— WRITTEN PROBLEM —
Return the listing below word for word.

====

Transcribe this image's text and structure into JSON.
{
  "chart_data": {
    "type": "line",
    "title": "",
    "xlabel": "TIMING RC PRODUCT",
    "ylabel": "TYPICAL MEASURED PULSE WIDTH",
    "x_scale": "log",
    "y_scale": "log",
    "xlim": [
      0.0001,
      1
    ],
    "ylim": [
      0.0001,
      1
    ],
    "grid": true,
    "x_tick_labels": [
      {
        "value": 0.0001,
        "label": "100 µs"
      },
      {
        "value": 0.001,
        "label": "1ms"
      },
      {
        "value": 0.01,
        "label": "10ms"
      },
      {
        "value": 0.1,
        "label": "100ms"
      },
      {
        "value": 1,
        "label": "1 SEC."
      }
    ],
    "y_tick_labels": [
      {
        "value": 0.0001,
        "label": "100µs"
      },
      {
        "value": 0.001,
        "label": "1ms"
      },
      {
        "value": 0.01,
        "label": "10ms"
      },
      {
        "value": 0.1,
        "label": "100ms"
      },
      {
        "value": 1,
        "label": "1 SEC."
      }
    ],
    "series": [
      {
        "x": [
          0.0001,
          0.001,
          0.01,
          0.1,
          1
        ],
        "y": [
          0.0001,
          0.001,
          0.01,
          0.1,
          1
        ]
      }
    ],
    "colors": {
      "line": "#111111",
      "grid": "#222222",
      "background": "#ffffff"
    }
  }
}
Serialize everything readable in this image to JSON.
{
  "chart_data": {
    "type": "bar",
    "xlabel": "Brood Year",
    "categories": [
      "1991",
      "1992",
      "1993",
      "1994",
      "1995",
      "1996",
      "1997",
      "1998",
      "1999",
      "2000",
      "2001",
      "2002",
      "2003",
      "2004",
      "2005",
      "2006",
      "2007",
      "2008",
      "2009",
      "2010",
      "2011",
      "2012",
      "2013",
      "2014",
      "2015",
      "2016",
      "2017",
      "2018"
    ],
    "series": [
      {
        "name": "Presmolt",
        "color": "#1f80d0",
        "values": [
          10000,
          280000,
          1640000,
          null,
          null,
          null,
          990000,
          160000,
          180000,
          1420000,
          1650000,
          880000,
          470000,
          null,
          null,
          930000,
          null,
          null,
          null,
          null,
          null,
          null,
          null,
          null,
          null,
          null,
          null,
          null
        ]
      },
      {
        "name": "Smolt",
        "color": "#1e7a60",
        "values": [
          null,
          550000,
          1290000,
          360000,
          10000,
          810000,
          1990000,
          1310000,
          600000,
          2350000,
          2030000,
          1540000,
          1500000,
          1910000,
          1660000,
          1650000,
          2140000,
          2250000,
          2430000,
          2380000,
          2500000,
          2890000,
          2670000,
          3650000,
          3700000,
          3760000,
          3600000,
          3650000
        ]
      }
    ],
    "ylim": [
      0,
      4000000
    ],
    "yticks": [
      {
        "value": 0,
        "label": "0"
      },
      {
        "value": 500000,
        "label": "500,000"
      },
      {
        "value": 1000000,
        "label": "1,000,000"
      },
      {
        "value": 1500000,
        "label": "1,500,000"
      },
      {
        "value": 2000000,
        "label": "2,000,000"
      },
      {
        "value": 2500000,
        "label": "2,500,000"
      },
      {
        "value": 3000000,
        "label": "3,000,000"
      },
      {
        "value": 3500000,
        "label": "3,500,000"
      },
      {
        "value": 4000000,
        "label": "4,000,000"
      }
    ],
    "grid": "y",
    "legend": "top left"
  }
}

====

— FULL SOLUTION —
Transcribe this image's text and structure into JSON.
{
  "chart_data": {
    "type": "line",
    "title": "",
    "xlabel": "TIMING RC PRODUCT",
    "ylabel": "TYPICAL MEASURED PULSE WIDTH",
    "x_scale": "log",
    "y_scale": "log",
    "xlim": [
      0.0001,
      1
    ],
    "ylim": [
      0.0001,
      1
    ],
    "grid": true,
    "x_tick_labels": [
      {
        "value": 0.0001,
        "label": "100 µs"
      },
      {
        "value": 0.001,
        "label": "1ms"
      },
      {
        "value": 0.01,
        "label": "10ms"
      },
      {
        "value": 0.1,
        "label": "100ms"
      },
      {
        "value": 1,
        "label": "1 SEC."
      }
    ],
    "y_tick_labels": [
      {
        "value": 0.0001,
        "label": "100µs"
      },
      {
        "value": 0.001,
        "label": "1ms"
      },
      {
        "value": 0.01,
        "label": "10ms"
      },
      {
        "value": 0.1,
        "label": "100ms"
      },
      {
        "value": 1,
        "label": "1 SEC."
      }
    ],
    "series": [
      {
        "x": [
          0.0001,
          0.001,
          0.01,
          0.1,
          1
        ],
        "y": [
          0.0001,
          0.001,
          0.01,
          0.1,
          1
        ]
      }
    ],
    "colors": {
      "line": "#111111",
      "grid": "#222222",
      "background": "#ffffff"
    }
  }
}
Serialize everything readable in this image to JSON.
{
  "chart_data": {
    "type": "bar",
    "xlabel": "Brood Year",
    "categories": [
      "1991",
      "1992",
      "1993",
      "1994",
      "1995",
      "1996",
      "1997",
      "1998",
      "1999",
      "2000",
      "2001",
      "2002",
      "2003",
      "2004",
      "2005",
      "2006",
      "2007",
      "2008",
      "2009",
      "2010",
      "2011",
      "2012",
      "2013",
      "2014",
      "2015",
      "2016",
      "2017",
      "2018"
    ],
    "series": [
      {
        "name": "Presmolt",
        "color": "#1f80d0",
        "values": [
          10000,
          280000,
          1640000,
          null,
          null,
          null,
          990000,
          160000,
          180000,
          1420000,
          1650000,
          880000,
          470000,
          null,
          null,
          930000,
          null,
          null,
          null,
          null,
          null,
          null,
          null,
          null,
          null,
          null,
          null,
          null
        ]
      },
      {
        "name": "Smolt",
        "color": "#1e7a60",
        "values": [
          null,
          550000,
          1290000,
          360000,
          10000,
          810000,
          1990000,
          1310000,
          600000,
          2350000,
          2030000,
          1540000,
          1500000,
          1910000,
          1660000,
          1650000,
          2140000,
          2250000,
          2430000,
          2380000,
          2500000,
          2890000,
          2670000,
          3650000,
          3700000,
          3760000,
          3600000,
          3650000
        ]
      }
    ],
    "ylim": [
      0,
      4000000
    ],
    "yticks": [
      {
        "value": 0,
        "label": "0"
      },
      {
        "value": 500000,
        "label": "500,000"
      },
      {
        "value": 1000000,
        "label": "1,000,000"
      },
      {
        "value": 1500000,
        "label": "1,500,000"
      },
      {
        "value": 2000000,
        "label": "2,000,000"
      },
      {
        "value": 2500000,
        "label": "2,500,000"
      },
      {
        "value": 3000000,
        "label": "3,000,000"
      },
      {
        "value": 3500000,
        "label": "3,500,000"
      },
      {
        "value": 4000000,
        "label": "4,000,000"
      }
    ],
    "grid": "y",
    "legend": "top left"
  }
}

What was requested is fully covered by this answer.